## begin

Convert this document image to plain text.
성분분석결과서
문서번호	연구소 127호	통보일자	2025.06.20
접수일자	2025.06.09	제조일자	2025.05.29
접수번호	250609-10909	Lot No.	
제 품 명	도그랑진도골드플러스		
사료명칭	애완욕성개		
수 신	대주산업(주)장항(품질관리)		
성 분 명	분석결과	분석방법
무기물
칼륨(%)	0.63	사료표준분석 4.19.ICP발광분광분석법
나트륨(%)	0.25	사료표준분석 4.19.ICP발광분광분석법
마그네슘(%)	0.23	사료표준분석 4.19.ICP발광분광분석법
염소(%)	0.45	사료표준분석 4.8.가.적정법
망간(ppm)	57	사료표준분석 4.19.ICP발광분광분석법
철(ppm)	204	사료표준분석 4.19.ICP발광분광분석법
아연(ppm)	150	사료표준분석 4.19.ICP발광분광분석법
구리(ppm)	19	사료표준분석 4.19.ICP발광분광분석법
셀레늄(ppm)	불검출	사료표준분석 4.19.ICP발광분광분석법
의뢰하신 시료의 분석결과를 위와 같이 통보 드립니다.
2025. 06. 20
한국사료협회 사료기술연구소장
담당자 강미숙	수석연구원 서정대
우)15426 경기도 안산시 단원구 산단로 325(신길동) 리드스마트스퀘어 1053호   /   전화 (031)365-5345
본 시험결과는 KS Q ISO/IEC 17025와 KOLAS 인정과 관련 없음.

## end

■ Work required ■
Give the entries once more, exactly as they appear.

■ Correct answer ■
Convert this document image to plain text.
성분분석결과서
문서번호	연구소 127호	통보일자	2025.06.20
접수일자	2025.06.09	제조일자	2025.05.29
접수번호	250609-10909	Lot No.	
제 품 명	도그랑진도골드플러스		
사료명칭	애완욕성개		
수 신	대주산업(주)장항(품질관리)		
성 분 명	분석결과	분석방법
무기물
칼륨(%)	0.63	사료표준분석 4.19.ICP발광분광분석법
나트륨(%)	0.25	사료표준분석 4.19.ICP발광분광분석법
마그네슘(%)	0.23	사료표준분석 4.19.ICP발광분광분석법
염소(%)	0.45	사료표준분석 4.8.가.적정법
망간(ppm)	57	사료표준분석 4.19.ICP발광분광분석법
철(ppm)	204	사료표준분석 4.19.ICP발광분광분석법
아연(ppm)	150	사료표준분석 4.19.ICP발광분광분석법
구리(ppm)	19	사료표준분석 4.19.ICP발광분광분석법
셀레늄(ppm)	불검출	사료표준분석 4.19.ICP발광분광분석법
의뢰하신 시료의 분석결과를 위와 같이 통보 드립니다.
2025. 06. 20
한국사료협회 사료기술연구소장
담당자 강미숙	수석연구원 서정대
우)15426 경기도 안산시 단원구 산단로 325(신길동) 리드스마트스퀘어 1053호   /   전화 (031)365-5345
본 시험결과는 KS Q ISO/IEC 17025와 KOLAS 인정과 관련 없음.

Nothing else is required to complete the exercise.